==== Dataset content ====

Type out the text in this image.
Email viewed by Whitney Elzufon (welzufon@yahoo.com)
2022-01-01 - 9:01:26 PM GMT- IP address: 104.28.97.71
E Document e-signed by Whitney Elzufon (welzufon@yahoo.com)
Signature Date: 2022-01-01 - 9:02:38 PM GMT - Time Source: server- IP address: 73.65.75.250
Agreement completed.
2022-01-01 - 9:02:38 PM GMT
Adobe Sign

====

_What is required:_
Write out every entry above, word for word.

_Solution below:_
Type out the text in this image.
Email viewed by Whitney Elzufon (welzufon@yahoo.com)
2022-01-01 - 9:01:26 PM GMT- IP address: 104.28.97.71
E Document e-signed by Whitney Elzufon (welzufon@yahoo.com)
Signature Date: 2022-01-01 - 9:02:38 PM GMT - Time Source: server- IP address: 73.65.75.250
Agreement completed.
2022-01-01 - 9:02:38 PM GMT
Adobe Sign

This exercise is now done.